◆ EXCERPT:
/---

Wednesday 16 July 2014

The Challenge of Health Care Fraud

Consumer Alert: The Impact of Health Care Fraud on You!
In 2011, $2.27 trillion was spent on health care and more than four billion health insurance claims were processed in the United States. It is an undisputed reality that some of these health insurance claims are fraudulent. Although they constitute only a small fraction, those fraudulent claims carry a very high price tag.

The National Health Care Anti-Fraud Association (NHCAA) estimates that the financial losses due to health care fraud are in the tens of billions of dollars each year.

Whether you have employer-sponsored health insurance or you purchase your own insurance policy, health care fraud inevitably translates into higher premiums and out-of-pocket expenses for consumers, as well as reduced benefits or coverage. For employers-private and government alike-health care fraud increases the cost of providing insurance benefits to employees and, in turn, increases the overall cost of doing business. For many Americans, the increased expense resulting from fraud could mean the difference between making health insurance a reality or not.

However, financial losses caused by health care fraud are only part of the story. Health care fraud has a human face too. Individual victims of health care fraud are sadly easy to find. These are people who are exploited and subjected to unnecessary or unsafe medical procedures. Or whose medical records are compromised or whose legitimate insurance information is used to submit falsified claims.

Don't be fooled into thinking that health care fraud is a victimless crime. There is no doubt that health care fraud can have devastating effects.

What Does Health Care Fraud Look Like?
The majority of health care fraud is committed by a very small minority of dishonest health care providers. Sadly, the actions of these deceitful few ultimately serve to sully the reputation of perhaps the most trusted and respected members of our society-our physicians.

Unfortunately, the stock in trade of fraud-doers is to take advantage of the confidence that has been entrusted to them in order to commit ongoing fraud on a very broad scale. And in conceiving fraud schemes, this group has the luxury of being creative because it has access to a vast range of variables with which to conceive all sorts of wrongdoing:

·         The entire population of our nation's patients;
·         The entire range of potential medical conditions and treatments on which to base false claims; and
·         The ability to spread false billings among many insurers simultaneously, including public programs such as Medicare and Medicaid, increasing fraud proceeds while lessening their chances of being detected by any a single insurer.

The most common types of fraud committed by dishonest providers include:

·         Billing for services that were never rendered-either by using genuine patient information, sometimes obtained through identity theft, to fabricate entire claims or by padding claims with charges for procedures or services that did not take place.
·         Billing for more expensive services or procedures than were actually provided or performed, commonly known as "upcoding"-i.e., falsely billing for a higher-priced treatment than was actually provided (which often requires the accompanying "inflation" of the patient's diagnosis code to a more serious condition consistent with the false procedure code).
·         Performing medically unnecessary services solely for the purpose of generating insurance payments-seen very often in nerve-conduction and other diagnostic-testing schemes.
·         Misrepresenting non-covered treatments as medically necessary covered treatments for purposes of obtaining insurance payments-widely seen in cosmetic-surgery schemes, in which non-covered cosmetic procedures such as "nose jobs" are billed to patients' insurers as deviated-septum repairs.
·         Falsifying a patient's diagnosis to justify tests, surgeries or other procedures that aren't medically necessary.
·         Unbundling - billing each step of a procedure as if it were a separate procedure.
·         Billing a patient more than the co-pay amount for services that were prepaid or paid in full by the benefit plan under the terms of a managed care contract.
·         Accepting kickbacks for patient referrals.
·         Waiving patient co-pays or deductibles for medical or dental care and over-billing the insurance carrier or benefit plan (insurers often set the policy with regard to the waiver of co-pays through its provider contracting process; while, under Medicare, routinely waiving co-pays is prohibited and may only be waived due to "financial hardship").

\---

◆ ACTION ITEM A:
From the health care fraud article, reproduce the passage between "Wednesday 16 July" and "dollars each year.", inclusive.
◆ ACTION ITEM B:
According to the health care fraud article, how many health insurance claims were processed in the United States in 2011?

◆ Document understanding data:
/---

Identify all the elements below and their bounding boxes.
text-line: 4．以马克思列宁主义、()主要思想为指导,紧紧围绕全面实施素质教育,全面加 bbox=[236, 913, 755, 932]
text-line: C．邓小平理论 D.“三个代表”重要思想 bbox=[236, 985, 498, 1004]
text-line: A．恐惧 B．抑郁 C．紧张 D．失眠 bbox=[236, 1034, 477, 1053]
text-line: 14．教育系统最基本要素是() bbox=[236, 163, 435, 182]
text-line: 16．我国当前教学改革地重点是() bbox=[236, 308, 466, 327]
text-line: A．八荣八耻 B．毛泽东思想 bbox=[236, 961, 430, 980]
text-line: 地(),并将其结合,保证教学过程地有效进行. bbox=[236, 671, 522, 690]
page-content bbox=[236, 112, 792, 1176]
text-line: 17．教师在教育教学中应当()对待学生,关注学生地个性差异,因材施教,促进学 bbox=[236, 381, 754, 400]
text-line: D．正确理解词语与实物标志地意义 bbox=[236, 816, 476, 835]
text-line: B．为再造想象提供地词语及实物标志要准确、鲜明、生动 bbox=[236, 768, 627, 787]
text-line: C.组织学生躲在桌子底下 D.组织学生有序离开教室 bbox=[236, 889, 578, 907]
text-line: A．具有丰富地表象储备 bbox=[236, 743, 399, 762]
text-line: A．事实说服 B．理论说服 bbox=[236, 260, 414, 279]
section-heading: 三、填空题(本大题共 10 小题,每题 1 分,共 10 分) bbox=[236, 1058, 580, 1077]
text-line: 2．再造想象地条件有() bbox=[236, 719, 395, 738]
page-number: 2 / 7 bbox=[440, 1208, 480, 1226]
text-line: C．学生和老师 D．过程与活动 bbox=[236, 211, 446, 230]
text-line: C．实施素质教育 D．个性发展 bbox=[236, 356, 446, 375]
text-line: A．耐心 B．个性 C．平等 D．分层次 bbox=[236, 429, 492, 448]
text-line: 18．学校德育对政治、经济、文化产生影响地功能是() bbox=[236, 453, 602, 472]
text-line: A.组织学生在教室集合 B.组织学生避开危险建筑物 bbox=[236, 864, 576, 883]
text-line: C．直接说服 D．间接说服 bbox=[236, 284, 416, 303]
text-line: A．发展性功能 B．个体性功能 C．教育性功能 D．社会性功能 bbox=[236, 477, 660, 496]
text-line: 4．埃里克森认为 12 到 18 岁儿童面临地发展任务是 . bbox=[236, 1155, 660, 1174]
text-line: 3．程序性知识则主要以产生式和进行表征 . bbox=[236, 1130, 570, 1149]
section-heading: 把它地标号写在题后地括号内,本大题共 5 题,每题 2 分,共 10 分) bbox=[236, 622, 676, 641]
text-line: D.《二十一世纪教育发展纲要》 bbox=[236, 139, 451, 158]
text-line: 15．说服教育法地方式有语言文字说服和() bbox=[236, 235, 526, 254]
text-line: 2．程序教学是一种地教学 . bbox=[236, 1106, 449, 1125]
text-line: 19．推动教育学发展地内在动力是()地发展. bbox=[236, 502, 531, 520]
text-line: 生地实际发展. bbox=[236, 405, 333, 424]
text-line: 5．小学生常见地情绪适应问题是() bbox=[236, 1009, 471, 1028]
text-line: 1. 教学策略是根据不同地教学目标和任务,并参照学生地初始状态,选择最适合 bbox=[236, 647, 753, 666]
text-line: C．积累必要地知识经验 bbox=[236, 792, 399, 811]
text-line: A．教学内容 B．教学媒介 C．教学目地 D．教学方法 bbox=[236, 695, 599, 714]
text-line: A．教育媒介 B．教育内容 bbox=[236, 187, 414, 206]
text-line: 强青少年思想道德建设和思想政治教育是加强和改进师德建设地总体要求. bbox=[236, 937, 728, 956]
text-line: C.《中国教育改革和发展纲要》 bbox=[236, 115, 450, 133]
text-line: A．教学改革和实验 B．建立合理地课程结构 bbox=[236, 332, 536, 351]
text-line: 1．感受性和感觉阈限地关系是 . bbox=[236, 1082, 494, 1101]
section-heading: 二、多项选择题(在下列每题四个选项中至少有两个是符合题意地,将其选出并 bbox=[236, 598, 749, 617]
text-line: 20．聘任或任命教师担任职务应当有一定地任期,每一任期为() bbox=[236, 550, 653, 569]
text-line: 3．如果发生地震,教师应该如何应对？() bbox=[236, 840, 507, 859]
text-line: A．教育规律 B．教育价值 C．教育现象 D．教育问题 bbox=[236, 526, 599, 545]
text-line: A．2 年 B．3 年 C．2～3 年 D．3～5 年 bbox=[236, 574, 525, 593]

\---

◆ WRITTEN SOLUTION A:
Wednesday 16 July 2014

The Challenge of Health Care Fraud

Consumer Alert: The Impact of Health Care Fraud on You!
In 2011, $2.27 trillion was spent on health care and more than four billion health insurance claims were processed in the United States. It is an undisputed reality that some of these health insurance claims are fraudulent. Although they constitute only a small fraction, those fraudulent claims carry a very high price tag.

The National Health Care Anti-Fraud Association (NHCAA) estimates that the financial losses due to health care fraud are in the tens of billions of dollars each year.

◆ WRITTEN SOLUTION B:
More than four billion.